• [WRITTEN REQUEST]:
The required output is a single number: how many lines of the material contain the string "Interval".

— Start —

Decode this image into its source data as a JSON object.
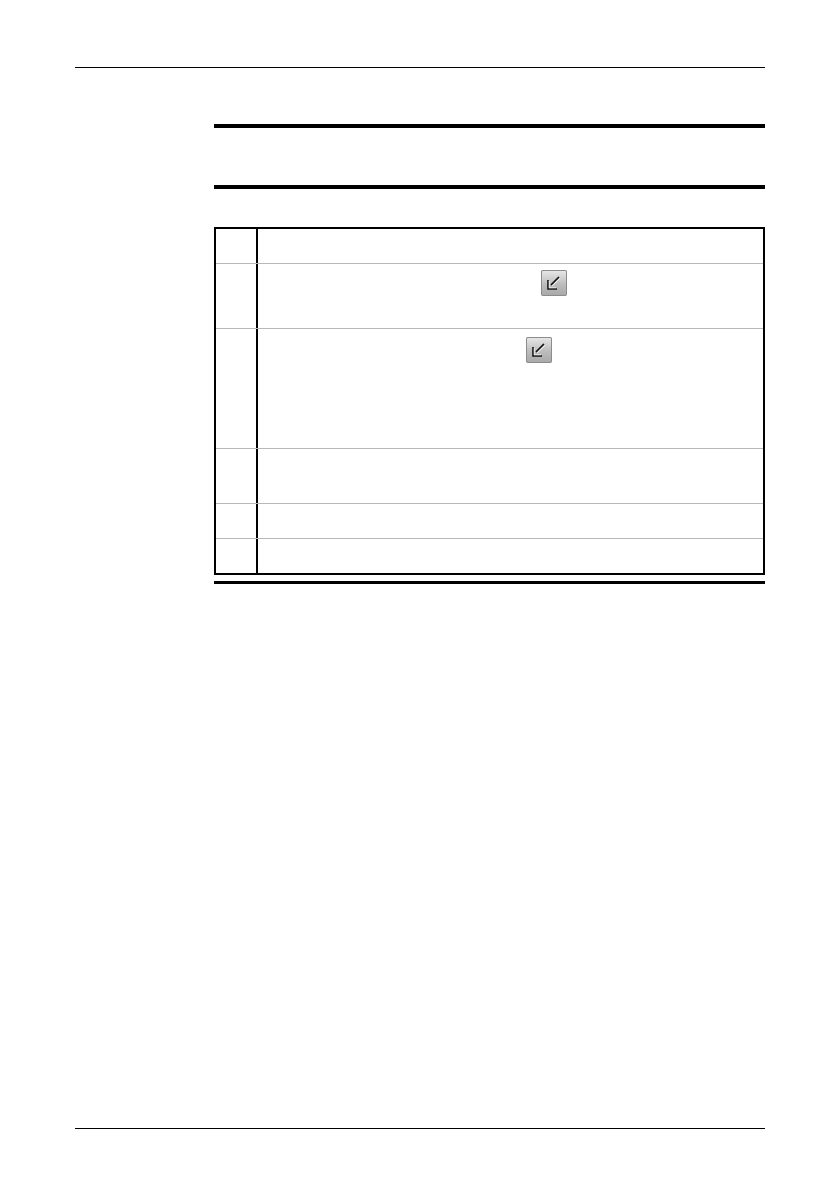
{
  "page": {
    "note": {},
    "steps": [
      {
        "number": "",
        "text": ""
      },
      {
        "number": "",
        "text": "",
        "icon": "arrow-down-left-icon"
      },
      {
        "number": "",
        "text": "",
        "icon": "arrow-down-left-icon"
      },
      {
        "number": "",
        "text": ""
      },
      {
        "number": "",
        "text": ""
      },
      {
        "number": "",
        "text": ""
      }
    ]
  }
}
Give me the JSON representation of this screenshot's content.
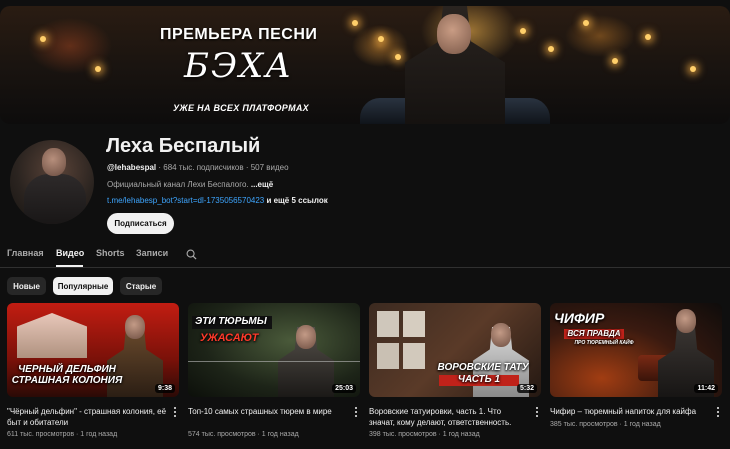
{
  "banner": {
    "line1": "ПРЕМЬЕРА ПЕСНИ",
    "line2": "БЭХА",
    "line3": "УЖЕ НА ВСЕХ ПЛАТФОРМАХ"
  },
  "channel": {
    "name": "Леха Беспалый",
    "handle": "@lehabespal",
    "stats": " · 684 тыс. подписчиков · 507 видео",
    "description": "Официальный канал Лехи Беспалого. ",
    "description_more": "...ещё",
    "link_url": "t.me/lehabesp_bot?start=dl-1735056570423",
    "link_extra": " и ещё 5 ссылок",
    "subscribe_label": "Подписаться"
  },
  "tabs": [
    {
      "label": "Главная"
    },
    {
      "label": "Видео"
    },
    {
      "label": "Shorts"
    },
    {
      "label": "Записи"
    }
  ],
  "active_tab": "Видео",
  "chips": [
    {
      "label": "Новые"
    },
    {
      "label": "Популярные"
    },
    {
      "label": "Старые"
    }
  ],
  "active_chip": "Популярные",
  "videos": [
    {
      "title": "\"Чёрный дельфин\" - страшная колония, её быт и обитатели",
      "meta": "611 тыс. просмотров · 1 год назад",
      "duration": "9:38",
      "caption1": "ЧЕРНЫЙ ДЕЛЬФИН",
      "caption2": "СТРАШНАЯ КОЛОНИЯ"
    },
    {
      "title": "Топ-10 самых страшных тюрем в мире",
      "meta": "574 тыс. просмотров · 1 год назад",
      "duration": "25:03",
      "caption1": "ЭТИ ТЮРЬМЫ",
      "caption2": "УЖАСАЮТ"
    },
    {
      "title": "Воровские татуировки, часть 1. Что значат, кому делают, ответственность.",
      "meta": "398 тыс. просмотров · 1 год назад",
      "duration": "5:32",
      "caption1": "ВОРОВСКИЕ ТАТУ",
      "caption2": "ЧАСТЬ 1"
    },
    {
      "title": "Чифир – тюремный напиток для кайфа",
      "meta": "385 тыс. просмотров · 1 год назад",
      "duration": "11:42",
      "caption1": "ЧИФИР",
      "caption2": "ВСЯ ПРАВДА",
      "caption3": "ПРО ТЮРЕМНЫЙ КАЙФ"
    }
  ]
}
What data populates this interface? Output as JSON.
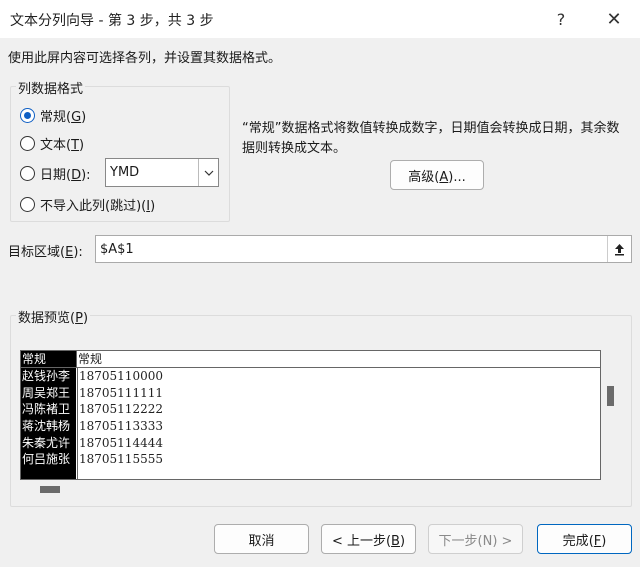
{
  "window": {
    "title": "文本分列向导 - 第 3 步，共 3 步",
    "help_glyph": "?",
    "close_glyph": "✕"
  },
  "instruction": "使用此屏内容可选择各列，并设置其数据格式。",
  "format_group": {
    "title": "列数据格式",
    "options": [
      {
        "label": "常规",
        "key": "G",
        "checked": true
      },
      {
        "label": "文本",
        "key": "T",
        "checked": false
      },
      {
        "label": "日期",
        "key": "D",
        "checked": false
      },
      {
        "label": "不导入此列(跳过)",
        "key": "I",
        "checked": false
      }
    ],
    "date_format": "YMD"
  },
  "description": "“常规”数据格式将数值转换成数字，日期值会转换成日期，其余数据则转换成文本。",
  "advanced_button": {
    "label": "高级",
    "key": "A"
  },
  "target": {
    "label": "目标区域",
    "key": "E",
    "value": "$A$1"
  },
  "preview": {
    "title": "数据预览",
    "key": "P",
    "headers": [
      "常规",
      "常规"
    ],
    "rows": [
      [
        "赵钱孙李",
        "18705110000"
      ],
      [
        "周吴郑王",
        "18705111111"
      ],
      [
        "冯陈褚卫",
        "18705112222"
      ],
      [
        "蒋沈韩杨",
        "18705113333"
      ],
      [
        "朱秦尤许",
        "18705114444"
      ],
      [
        "何吕施张",
        "18705115555"
      ]
    ]
  },
  "buttons": {
    "cancel": "取消",
    "back": "< 上一步",
    "back_key": "B",
    "next": "下一步(N) >",
    "finish": "完成",
    "finish_key": "F"
  }
}
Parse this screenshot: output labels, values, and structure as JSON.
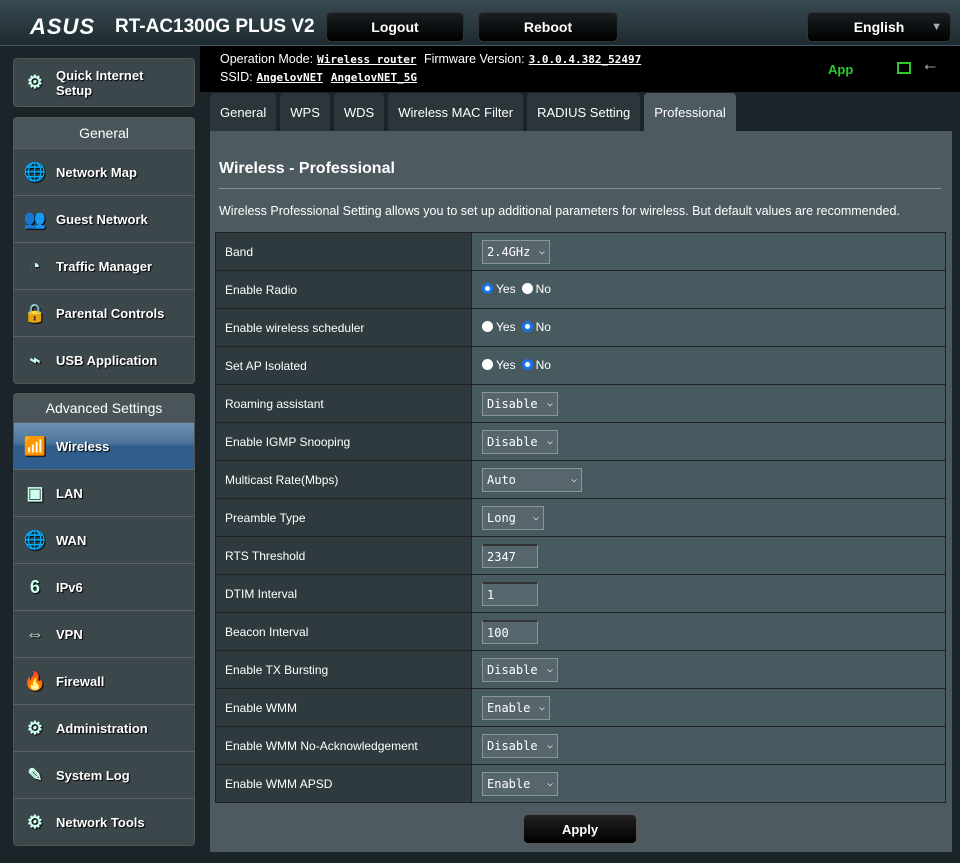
{
  "header": {
    "logo": "ASUS",
    "model": "RT-AC1300G PLUS V2",
    "logout": "Logout",
    "reboot": "Reboot",
    "language": "English"
  },
  "info": {
    "op_mode_label": "Operation Mode:",
    "op_mode": "Wireless router",
    "fw_label": "Firmware Version:",
    "fw": "3.0.0.4.382_52497",
    "ssid_label": "SSID:",
    "ssid1": "AngelovNET",
    "ssid2": "AngelovNET_5G",
    "app": "App"
  },
  "sidebar": {
    "quick": "Quick Internet Setup",
    "general_title": "General",
    "general": [
      {
        "label": "Network Map",
        "icon": "🌐"
      },
      {
        "label": "Guest Network",
        "icon": "👥"
      },
      {
        "label": "Traffic Manager",
        "icon": "◔"
      },
      {
        "label": "Parental Controls",
        "icon": "🔒"
      },
      {
        "label": "USB Application",
        "icon": "⌁"
      }
    ],
    "advanced_title": "Advanced Settings",
    "advanced": [
      {
        "label": "Wireless",
        "icon": "📶"
      },
      {
        "label": "LAN",
        "icon": "▣"
      },
      {
        "label": "WAN",
        "icon": "🌐"
      },
      {
        "label": "IPv6",
        "icon": "6"
      },
      {
        "label": "VPN",
        "icon": "⇔"
      },
      {
        "label": "Firewall",
        "icon": "🔥"
      },
      {
        "label": "Administration",
        "icon": "⚙"
      },
      {
        "label": "System Log",
        "icon": "✎"
      },
      {
        "label": "Network Tools",
        "icon": "⚙"
      }
    ]
  },
  "tabs": [
    "General",
    "WPS",
    "WDS",
    "Wireless MAC Filter",
    "RADIUS Setting",
    "Professional"
  ],
  "main": {
    "title": "Wireless - Professional",
    "desc": "Wireless Professional Setting allows you to set up additional parameters for wireless. But default values are recommended.",
    "apply": "Apply",
    "rows": [
      {
        "label": "Band",
        "type": "select",
        "value": "2.4GHz"
      },
      {
        "label": "Enable Radio",
        "type": "radio",
        "yes": "Yes",
        "no": "No",
        "value": "Yes"
      },
      {
        "label": "Enable wireless scheduler",
        "type": "radio",
        "yes": "Yes",
        "no": "No",
        "value": "No"
      },
      {
        "label": "Set AP Isolated",
        "type": "radio",
        "yes": "Yes",
        "no": "No",
        "value": "No"
      },
      {
        "label": "Roaming assistant",
        "type": "select",
        "value": "Disable"
      },
      {
        "label": "Enable IGMP Snooping",
        "type": "select",
        "value": "Disable"
      },
      {
        "label": "Multicast Rate(Mbps)",
        "type": "select",
        "value": "Auto"
      },
      {
        "label": "Preamble Type",
        "type": "select",
        "value": "Long"
      },
      {
        "label": "RTS Threshold",
        "type": "text",
        "value": "2347"
      },
      {
        "label": "DTIM Interval",
        "type": "text",
        "value": "1"
      },
      {
        "label": "Beacon Interval",
        "type": "text",
        "value": "100"
      },
      {
        "label": "Enable TX Bursting",
        "type": "select",
        "value": "Disable"
      },
      {
        "label": "Enable WMM",
        "type": "select",
        "value": "Enable"
      },
      {
        "label": "Enable WMM No-Acknowledgement",
        "type": "select",
        "value": "Disable"
      },
      {
        "label": "Enable WMM APSD",
        "type": "select",
        "value": "Enable"
      }
    ]
  }
}
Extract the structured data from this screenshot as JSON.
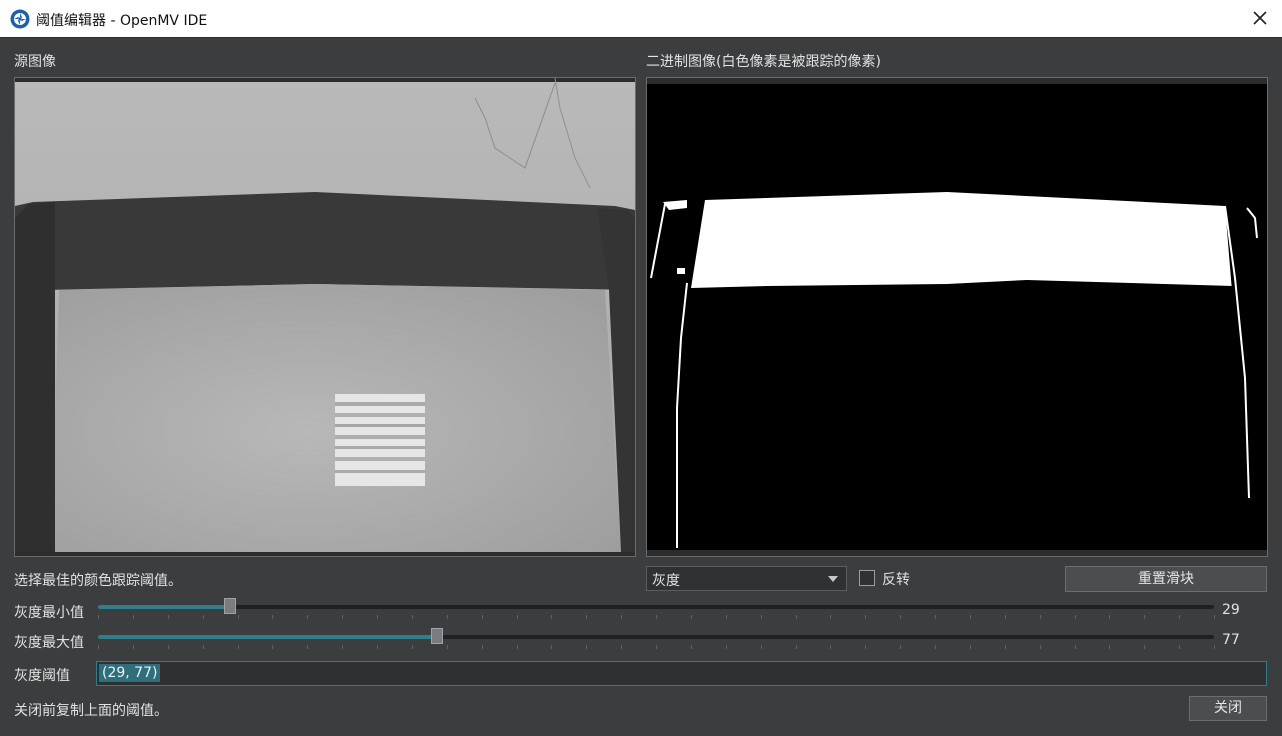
{
  "window": {
    "title": "阈值编辑器 - OpenMV IDE",
    "accent": "#2f7e8c"
  },
  "source_panel": {
    "label": "源图像"
  },
  "binary_panel": {
    "label": "二进制图像(白色像素是被跟踪的像素)"
  },
  "hint_top": "选择最佳的颜色跟踪阈值。",
  "mode_select": {
    "value": "灰度"
  },
  "invert_checkbox": {
    "label": "反转",
    "checked": false
  },
  "reset_button": {
    "label": "重置滑块"
  },
  "sliders": [
    {
      "label": "灰度最小值",
      "value": "29",
      "fraction": 0.118
    },
    {
      "label": "灰度最大值",
      "value": "77",
      "fraction": 0.304
    }
  ],
  "threshold": {
    "label": "灰度阈值",
    "value": "(29, 77)"
  },
  "hint_bottom": "关闭前复制上面的阈值。",
  "close_button": {
    "label": "关闭"
  },
  "icons": {
    "app": "openmv-logo-icon",
    "close": "close-icon",
    "dropdown": "chevron-down-icon"
  }
}
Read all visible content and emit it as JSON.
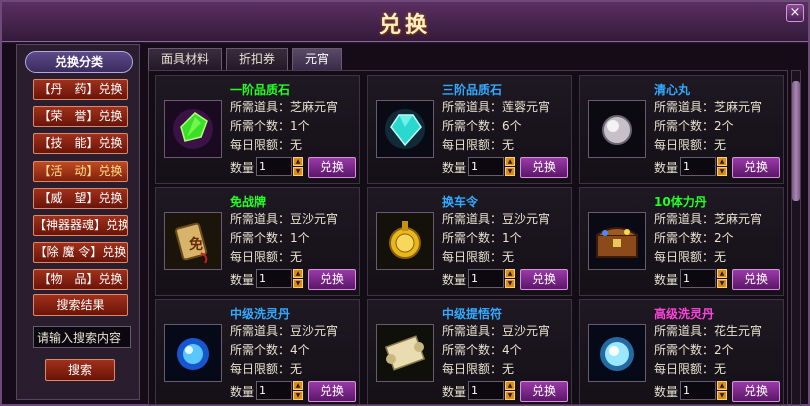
{
  "window": {
    "title": "兑换",
    "close_label": "×"
  },
  "sidebar": {
    "header": "兑换分类",
    "categories": [
      "【丹　药】兑换",
      "【荣　誉】兑换",
      "【技　能】兑换",
      "【活　动】兑换",
      "【威　望】兑换",
      "【神器器魂】兑换",
      "【除 魔 令】兑换",
      "【物　品】兑换"
    ],
    "search_result_label": "搜索结果",
    "search_placeholder": "请输入搜索内容",
    "search_button": "搜索"
  },
  "tabs": [
    "面具材料",
    "折扣券",
    "元宵"
  ],
  "labels": {
    "required_item": "所需道具：",
    "required_count": "所需个数：",
    "daily_limit": "每日限额：",
    "qty": "数量",
    "exchange": "兑换"
  },
  "items": [
    {
      "name": "一阶品质石",
      "color": "#22ff22",
      "icon": "green-crystal-icon",
      "required_item": "芝麻元宵",
      "required_count": "1个",
      "daily_limit": "无",
      "qty": "1"
    },
    {
      "name": "三阶品质石",
      "color": "#33aaff",
      "icon": "cyan-gem-icon",
      "required_item": "莲蓉元宵",
      "required_count": "6个",
      "daily_limit": "无",
      "qty": "1"
    },
    {
      "name": "清心丸",
      "color": "#33aaff",
      "icon": "pearl-pill-icon",
      "required_item": "芝麻元宵",
      "required_count": "2个",
      "daily_limit": "无",
      "qty": "1"
    },
    {
      "name": "免战牌",
      "color": "#22ff22",
      "icon": "truce-token-icon",
      "required_item": "豆沙元宵",
      "required_count": "1个",
      "daily_limit": "无",
      "qty": "1"
    },
    {
      "name": "换车令",
      "color": "#33aaff",
      "icon": "gold-medal-icon",
      "required_item": "豆沙元宵",
      "required_count": "1个",
      "daily_limit": "无",
      "qty": "1"
    },
    {
      "name": "10体力丹",
      "color": "#22ff22",
      "icon": "treasure-chest-icon",
      "required_item": "芝麻元宵",
      "required_count": "2个",
      "daily_limit": "无",
      "qty": "1"
    },
    {
      "name": "中级洗灵丹",
      "color": "#33aaff",
      "icon": "blue-orb-icon",
      "required_item": "豆沙元宵",
      "required_count": "4个",
      "daily_limit": "无",
      "qty": "1"
    },
    {
      "name": "中级提悟符",
      "color": "#33aaff",
      "icon": "scroll-icon",
      "required_item": "豆沙元宵",
      "required_count": "4个",
      "daily_limit": "无",
      "qty": "1"
    },
    {
      "name": "高级洗灵丹",
      "color": "#ff44dd",
      "icon": "bright-orb-icon",
      "required_item": "花生元宵",
      "required_count": "2个",
      "daily_limit": "无",
      "qty": "1"
    }
  ]
}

— End —

• [WRITTEN ANSWER]:
2